**Records from a data collection**.
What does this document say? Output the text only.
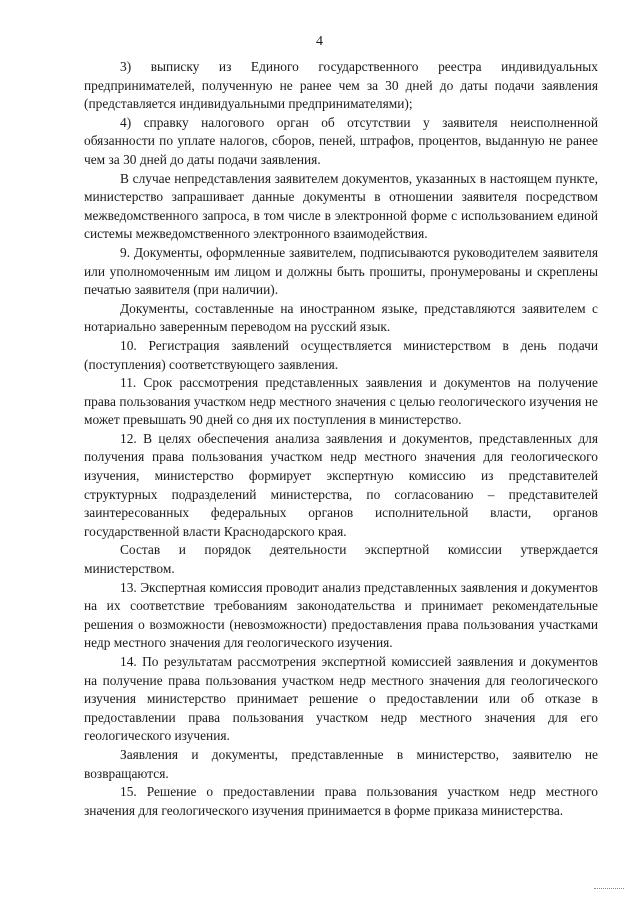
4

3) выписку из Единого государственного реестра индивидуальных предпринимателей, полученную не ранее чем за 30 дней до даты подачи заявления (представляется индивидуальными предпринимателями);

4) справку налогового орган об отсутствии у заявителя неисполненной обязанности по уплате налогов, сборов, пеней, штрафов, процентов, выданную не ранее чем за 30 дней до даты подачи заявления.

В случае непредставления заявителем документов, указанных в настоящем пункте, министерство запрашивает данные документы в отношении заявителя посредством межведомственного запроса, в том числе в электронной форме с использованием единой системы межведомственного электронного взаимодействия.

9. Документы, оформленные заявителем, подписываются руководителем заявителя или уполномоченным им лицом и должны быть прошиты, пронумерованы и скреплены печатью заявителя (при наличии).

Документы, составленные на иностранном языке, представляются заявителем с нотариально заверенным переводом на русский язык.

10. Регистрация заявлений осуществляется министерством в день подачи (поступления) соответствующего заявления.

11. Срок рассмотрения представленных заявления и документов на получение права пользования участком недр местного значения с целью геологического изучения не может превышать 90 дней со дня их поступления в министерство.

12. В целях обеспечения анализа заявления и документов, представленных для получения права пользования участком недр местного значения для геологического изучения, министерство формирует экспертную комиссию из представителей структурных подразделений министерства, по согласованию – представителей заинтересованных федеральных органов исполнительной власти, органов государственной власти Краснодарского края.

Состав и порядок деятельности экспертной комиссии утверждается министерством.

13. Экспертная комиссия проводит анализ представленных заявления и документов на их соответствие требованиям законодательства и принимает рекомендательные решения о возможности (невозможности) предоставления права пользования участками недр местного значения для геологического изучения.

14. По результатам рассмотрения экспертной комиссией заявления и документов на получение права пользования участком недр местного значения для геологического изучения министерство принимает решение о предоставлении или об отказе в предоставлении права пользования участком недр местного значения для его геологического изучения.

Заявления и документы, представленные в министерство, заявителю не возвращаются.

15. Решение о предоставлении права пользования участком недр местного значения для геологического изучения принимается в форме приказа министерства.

==

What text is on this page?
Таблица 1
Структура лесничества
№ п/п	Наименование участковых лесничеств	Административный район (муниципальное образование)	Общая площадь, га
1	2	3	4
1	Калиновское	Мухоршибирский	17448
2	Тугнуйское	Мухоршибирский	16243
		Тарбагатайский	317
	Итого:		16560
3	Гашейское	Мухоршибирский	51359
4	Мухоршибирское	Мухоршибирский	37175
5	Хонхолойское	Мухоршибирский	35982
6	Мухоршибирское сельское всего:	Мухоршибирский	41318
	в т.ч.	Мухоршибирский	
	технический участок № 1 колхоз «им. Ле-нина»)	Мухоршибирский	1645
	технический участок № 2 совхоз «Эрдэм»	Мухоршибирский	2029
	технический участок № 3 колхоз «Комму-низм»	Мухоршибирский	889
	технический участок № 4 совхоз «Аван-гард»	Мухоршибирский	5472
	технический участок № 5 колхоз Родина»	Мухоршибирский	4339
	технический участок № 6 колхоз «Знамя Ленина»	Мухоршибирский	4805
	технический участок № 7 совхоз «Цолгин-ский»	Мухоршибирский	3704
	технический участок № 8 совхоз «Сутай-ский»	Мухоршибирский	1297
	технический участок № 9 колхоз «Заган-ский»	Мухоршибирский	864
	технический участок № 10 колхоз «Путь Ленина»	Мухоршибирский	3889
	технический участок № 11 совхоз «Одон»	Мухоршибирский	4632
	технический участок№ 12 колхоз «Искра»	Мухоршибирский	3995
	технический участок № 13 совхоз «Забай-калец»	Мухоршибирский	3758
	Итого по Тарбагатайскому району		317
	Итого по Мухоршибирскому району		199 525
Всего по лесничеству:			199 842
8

**What to work on**. Copy out every line from the records that has the word "this".

**Task output**.
What does this document say? Output the text only.
What text is on this page?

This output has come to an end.